*WHAT IS ASKED:* Write out the records below once more, exactly as they stand.

*ITEMS:*

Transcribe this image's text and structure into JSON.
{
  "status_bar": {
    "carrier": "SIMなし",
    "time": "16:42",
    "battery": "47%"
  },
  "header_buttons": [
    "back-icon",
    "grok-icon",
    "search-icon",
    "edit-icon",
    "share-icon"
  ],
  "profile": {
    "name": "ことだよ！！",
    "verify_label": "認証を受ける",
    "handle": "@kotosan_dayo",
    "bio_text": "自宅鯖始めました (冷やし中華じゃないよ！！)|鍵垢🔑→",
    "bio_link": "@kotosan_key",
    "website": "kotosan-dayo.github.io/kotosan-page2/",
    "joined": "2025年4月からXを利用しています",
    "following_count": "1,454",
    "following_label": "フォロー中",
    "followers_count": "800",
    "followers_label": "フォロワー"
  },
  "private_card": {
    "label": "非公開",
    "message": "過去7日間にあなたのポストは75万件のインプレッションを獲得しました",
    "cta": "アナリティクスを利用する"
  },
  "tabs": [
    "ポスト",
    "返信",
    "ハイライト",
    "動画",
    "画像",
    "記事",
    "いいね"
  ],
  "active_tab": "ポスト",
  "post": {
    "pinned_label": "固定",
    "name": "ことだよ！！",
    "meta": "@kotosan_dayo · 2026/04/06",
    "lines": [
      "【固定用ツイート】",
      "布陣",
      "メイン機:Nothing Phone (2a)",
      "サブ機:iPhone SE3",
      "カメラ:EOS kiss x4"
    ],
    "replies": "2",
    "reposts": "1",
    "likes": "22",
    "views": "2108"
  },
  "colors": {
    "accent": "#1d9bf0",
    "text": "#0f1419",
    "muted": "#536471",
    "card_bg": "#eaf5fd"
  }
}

*FULL OUTPUT:*
Transcribe this image's text and structure into JSON.
{
  "status_bar": {
    "carrier": "SIMなし",
    "time": "16:42",
    "battery": "47%"
  },
  "header_buttons": [
    "back-icon",
    "grok-icon",
    "search-icon",
    "edit-icon",
    "share-icon"
  ],
  "profile": {
    "name": "ことだよ！！",
    "verify_label": "認証を受ける",
    "handle": "@kotosan_dayo",
    "bio_text": "自宅鯖始めました (冷やし中華じゃないよ！！)|鍵垢🔑→",
    "bio_link": "@kotosan_key",
    "website": "kotosan-dayo.github.io/kotosan-page2/",
    "joined": "2025年4月からXを利用しています",
    "following_count": "1,454",
    "following_label": "フォロー中",
    "followers_count": "800",
    "followers_label": "フォロワー"
  },
  "private_card": {
    "label": "非公開",
    "message": "過去7日間にあなたのポストは75万件のインプレッションを獲得しました",
    "cta": "アナリティクスを利用する"
  },
  "tabs": [
    "ポスト",
    "返信",
    "ハイライト",
    "動画",
    "画像",
    "記事",
    "いいね"
  ],
  "active_tab": "ポスト",
  "post": {
    "pinned_label": "固定",
    "name": "ことだよ！！",
    "meta": "@kotosan_dayo · 2026/04/06",
    "lines": [
      "【固定用ツイート】",
      "布陣",
      "メイン機:Nothing Phone (2a)",
      "サブ機:iPhone SE3",
      "カメラ:EOS kiss x4"
    ],
    "replies": "2",
    "reposts": "1",
    "likes": "22",
    "views": "2108"
  },
  "colors": {
    "accent": "#1d9bf0",
    "text": "#0f1419",
    "muted": "#536471",
    "card_bg": "#eaf5fd"
  }
}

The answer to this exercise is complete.